» **Input data**

━━━━━━━━━━

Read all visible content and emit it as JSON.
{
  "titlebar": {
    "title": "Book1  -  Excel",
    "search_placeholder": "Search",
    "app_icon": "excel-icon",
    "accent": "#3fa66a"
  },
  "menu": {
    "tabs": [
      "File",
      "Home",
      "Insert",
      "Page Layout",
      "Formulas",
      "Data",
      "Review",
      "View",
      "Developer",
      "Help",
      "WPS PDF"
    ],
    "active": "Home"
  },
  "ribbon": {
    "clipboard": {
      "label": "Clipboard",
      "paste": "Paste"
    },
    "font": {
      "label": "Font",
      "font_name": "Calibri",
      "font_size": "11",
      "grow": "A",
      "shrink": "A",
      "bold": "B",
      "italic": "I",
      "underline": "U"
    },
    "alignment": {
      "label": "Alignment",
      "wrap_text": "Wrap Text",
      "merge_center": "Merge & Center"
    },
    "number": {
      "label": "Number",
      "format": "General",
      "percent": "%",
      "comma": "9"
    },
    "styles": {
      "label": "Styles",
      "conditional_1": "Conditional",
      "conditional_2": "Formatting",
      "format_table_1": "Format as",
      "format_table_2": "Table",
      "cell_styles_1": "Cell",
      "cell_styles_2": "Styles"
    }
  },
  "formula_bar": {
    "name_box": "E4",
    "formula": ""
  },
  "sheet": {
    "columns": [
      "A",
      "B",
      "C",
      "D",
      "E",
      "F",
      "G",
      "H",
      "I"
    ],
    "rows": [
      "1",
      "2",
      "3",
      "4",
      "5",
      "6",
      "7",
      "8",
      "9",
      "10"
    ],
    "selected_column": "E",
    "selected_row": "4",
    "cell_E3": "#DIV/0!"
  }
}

━━━━━━━━━━

» **What you will do**
Your task is to list each line of the records with the word "label".

» **Full answer**
      "label": "Clipboard",
      "label": "Font",
      "label": "Alignment",
      "label": "Number",
      "label": "Styles",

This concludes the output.